Copy out the entries exactly, from the first line to the last.
+++
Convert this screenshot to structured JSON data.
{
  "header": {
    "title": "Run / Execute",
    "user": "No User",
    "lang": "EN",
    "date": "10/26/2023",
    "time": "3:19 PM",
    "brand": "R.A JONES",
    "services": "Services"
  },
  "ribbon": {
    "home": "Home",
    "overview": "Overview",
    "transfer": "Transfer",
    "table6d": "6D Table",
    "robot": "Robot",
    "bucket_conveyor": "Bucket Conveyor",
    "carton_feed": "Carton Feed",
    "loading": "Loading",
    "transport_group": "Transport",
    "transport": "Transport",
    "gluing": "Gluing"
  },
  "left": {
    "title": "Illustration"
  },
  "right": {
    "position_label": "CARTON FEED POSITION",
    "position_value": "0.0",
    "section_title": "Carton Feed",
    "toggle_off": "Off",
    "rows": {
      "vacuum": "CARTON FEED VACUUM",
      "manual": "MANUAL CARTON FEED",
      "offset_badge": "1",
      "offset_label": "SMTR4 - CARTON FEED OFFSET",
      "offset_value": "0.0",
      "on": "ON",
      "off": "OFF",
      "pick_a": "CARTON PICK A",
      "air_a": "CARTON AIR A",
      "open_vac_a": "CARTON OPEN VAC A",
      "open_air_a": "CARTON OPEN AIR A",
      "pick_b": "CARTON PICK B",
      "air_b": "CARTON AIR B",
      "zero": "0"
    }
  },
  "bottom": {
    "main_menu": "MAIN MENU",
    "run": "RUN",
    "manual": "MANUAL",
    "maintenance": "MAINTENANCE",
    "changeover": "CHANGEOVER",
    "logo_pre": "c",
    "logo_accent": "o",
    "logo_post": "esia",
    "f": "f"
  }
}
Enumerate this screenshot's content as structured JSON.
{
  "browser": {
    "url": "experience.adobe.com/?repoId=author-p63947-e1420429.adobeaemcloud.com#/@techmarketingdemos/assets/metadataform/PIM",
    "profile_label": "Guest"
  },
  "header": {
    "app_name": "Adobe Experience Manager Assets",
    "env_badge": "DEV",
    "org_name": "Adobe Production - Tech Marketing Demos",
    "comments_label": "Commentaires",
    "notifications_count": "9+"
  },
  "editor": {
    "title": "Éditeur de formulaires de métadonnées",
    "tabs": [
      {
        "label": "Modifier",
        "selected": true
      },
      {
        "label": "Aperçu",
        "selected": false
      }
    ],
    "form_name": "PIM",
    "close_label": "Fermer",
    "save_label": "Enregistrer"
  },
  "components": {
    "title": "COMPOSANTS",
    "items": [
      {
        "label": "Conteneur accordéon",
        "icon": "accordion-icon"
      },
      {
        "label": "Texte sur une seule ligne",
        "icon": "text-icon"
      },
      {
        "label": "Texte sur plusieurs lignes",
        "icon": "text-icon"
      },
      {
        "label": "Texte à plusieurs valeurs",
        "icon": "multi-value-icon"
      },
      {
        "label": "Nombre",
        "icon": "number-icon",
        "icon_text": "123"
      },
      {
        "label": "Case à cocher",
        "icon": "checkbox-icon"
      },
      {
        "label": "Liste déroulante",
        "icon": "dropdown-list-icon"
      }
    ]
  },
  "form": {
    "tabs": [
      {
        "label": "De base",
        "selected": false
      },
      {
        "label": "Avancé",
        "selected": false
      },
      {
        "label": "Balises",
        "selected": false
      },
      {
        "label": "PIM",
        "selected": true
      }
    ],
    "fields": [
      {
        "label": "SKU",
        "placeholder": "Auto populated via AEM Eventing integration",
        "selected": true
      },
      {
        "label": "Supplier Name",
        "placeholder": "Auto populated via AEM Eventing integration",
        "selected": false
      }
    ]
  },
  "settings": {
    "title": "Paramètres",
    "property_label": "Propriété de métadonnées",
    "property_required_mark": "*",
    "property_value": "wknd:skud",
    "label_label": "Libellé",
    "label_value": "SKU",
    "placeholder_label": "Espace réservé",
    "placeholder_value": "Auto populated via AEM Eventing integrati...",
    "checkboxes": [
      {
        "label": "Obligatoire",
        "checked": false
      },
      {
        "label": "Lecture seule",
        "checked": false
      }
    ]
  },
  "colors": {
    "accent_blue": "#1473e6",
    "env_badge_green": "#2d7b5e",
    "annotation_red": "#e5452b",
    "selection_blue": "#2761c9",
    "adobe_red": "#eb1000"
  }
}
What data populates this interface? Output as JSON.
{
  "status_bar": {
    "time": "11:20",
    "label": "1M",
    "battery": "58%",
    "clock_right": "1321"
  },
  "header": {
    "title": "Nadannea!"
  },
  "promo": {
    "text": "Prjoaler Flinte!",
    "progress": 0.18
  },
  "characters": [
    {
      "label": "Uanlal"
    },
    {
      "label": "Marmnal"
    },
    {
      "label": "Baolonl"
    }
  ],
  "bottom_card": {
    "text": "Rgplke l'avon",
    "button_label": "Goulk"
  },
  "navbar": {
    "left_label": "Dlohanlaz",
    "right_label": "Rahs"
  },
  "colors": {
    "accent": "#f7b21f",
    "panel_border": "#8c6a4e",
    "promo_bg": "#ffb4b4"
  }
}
+++
__Expected answer__.
Convert this screenshot to structured JSON data.
{
  "header": {
    "title": "Run / Execute",
    "user": "No User",
    "lang": "EN",
    "date": "10/26/2023",
    "time": "3:19 PM",
    "brand": "R.A JONES",
    "services": "Services"
  },
  "ribbon": {
    "home": "Home",
    "overview": "Overview",
    "transfer": "Transfer",
    "table6d": "6D Table",
    "robot": "Robot",
    "bucket_conveyor": "Bucket Conveyor",
    "carton_feed": "Carton Feed",
    "loading": "Loading",
    "transport_group": "Transport",
    "transport": "Transport",
    "gluing": "Gluing"
  },
  "left": {
    "title": "Illustration"
  },
  "right": {
    "position_label": "CARTON FEED POSITION",
    "position_value": "0.0",
    "section_title": "Carton Feed",
    "toggle_off": "Off",
    "rows": {
      "vacuum": "CARTON FEED VACUUM",
      "manual": "MANUAL CARTON FEED",
      "offset_badge": "1",
      "offset_label": "SMTR4 - CARTON FEED OFFSET",
      "offset_value": "0.0",
      "on": "ON",
      "off": "OFF",
      "pick_a": "CARTON PICK A",
      "air_a": "CARTON AIR A",
      "open_vac_a": "CARTON OPEN VAC A",
      "open_air_a": "CARTON OPEN AIR A",
      "pick_b": "CARTON PICK B",
      "air_b": "CARTON AIR B",
      "zero": "0"
    }
  },
  "bottom": {
    "main_menu": "MAIN MENU",
    "run": "RUN",
    "manual": "MANUAL",
    "maintenance": "MAINTENANCE",
    "changeover": "CHANGEOVER",
    "logo_pre": "c",
    "logo_accent": "o",
    "logo_post": "esia",
    "f": "f"
  }
}
Enumerate this screenshot's content as structured JSON.
{
  "browser": {
    "url": "experience.adobe.com/?repoId=author-p63947-e1420429.adobeaemcloud.com#/@techmarketingdemos/assets/metadataform/PIM",
    "profile_label": "Guest"
  },
  "header": {
    "app_name": "Adobe Experience Manager Assets",
    "env_badge": "DEV",
    "org_name": "Adobe Production - Tech Marketing Demos",
    "comments_label": "Commentaires",
    "notifications_count": "9+"
  },
  "editor": {
    "title": "Éditeur de formulaires de métadonnées",
    "tabs": [
      {
        "label": "Modifier",
        "selected": true
      },
      {
        "label": "Aperçu",
        "selected": false
      }
    ],
    "form_name": "PIM",
    "close_label": "Fermer",
    "save_label": "Enregistrer"
  },
  "components": {
    "title": "COMPOSANTS",
    "items": [
      {
        "label": "Conteneur accordéon",
        "icon": "accordion-icon"
      },
      {
        "label": "Texte sur une seule ligne",
        "icon": "text-icon"
      },
      {
        "label": "Texte sur plusieurs lignes",
        "icon": "text-icon"
      },
      {
        "label": "Texte à plusieurs valeurs",
        "icon": "multi-value-icon"
      },
      {
        "label": "Nombre",
        "icon": "number-icon",
        "icon_text": "123"
      },
      {
        "label": "Case à cocher",
        "icon": "checkbox-icon"
      },
      {
        "label": "Liste déroulante",
        "icon": "dropdown-list-icon"
      }
    ]
  },
  "form": {
    "tabs": [
      {
        "label": "De base",
        "selected": false
      },
      {
        "label": "Avancé",
        "selected": false
      },
      {
        "label": "Balises",
        "selected": false
      },
      {
        "label": "PIM",
        "selected": true
      }
    ],
    "fields": [
      {
        "label": "SKU",
        "placeholder": "Auto populated via AEM Eventing integration",
        "selected": true
      },
      {
        "label": "Supplier Name",
        "placeholder": "Auto populated via AEM Eventing integration",
        "selected": false
      }
    ]
  },
  "settings": {
    "title": "Paramètres",
    "property_label": "Propriété de métadonnées",
    "property_required_mark": "*",
    "property_value": "wknd:skud",
    "label_label": "Libellé",
    "label_value": "SKU",
    "placeholder_label": "Espace réservé",
    "placeholder_value": "Auto populated via AEM Eventing integrati...",
    "checkboxes": [
      {
        "label": "Obligatoire",
        "checked": false
      },
      {
        "label": "Lecture seule",
        "checked": false
      }
    ]
  },
  "colors": {
    "accent_blue": "#1473e6",
    "env_badge_green": "#2d7b5e",
    "annotation_red": "#e5452b",
    "selection_blue": "#2761c9",
    "adobe_red": "#eb1000"
  }
}
What data populates this interface? Output as JSON.
{
  "status_bar": {
    "time": "11:20",
    "label": "1M",
    "battery": "58%",
    "clock_right": "1321"
  },
  "header": {
    "title": "Nadannea!"
  },
  "promo": {
    "text": "Prjoaler Flinte!",
    "progress": 0.18
  },
  "characters": [
    {
      "label": "Uanlal"
    },
    {
      "label": "Marmnal"
    },
    {
      "label": "Baolonl"
    }
  ],
  "bottom_card": {
    "text": "Rgplke l'avon",
    "button_label": "Goulk"
  },
  "navbar": {
    "left_label": "Dlohanlaz",
    "right_label": "Rahs"
  },
  "colors": {
    "accent": "#f7b21f",
    "panel_border": "#8c6a4e",
    "promo_bg": "#ffb4b4"
  }
}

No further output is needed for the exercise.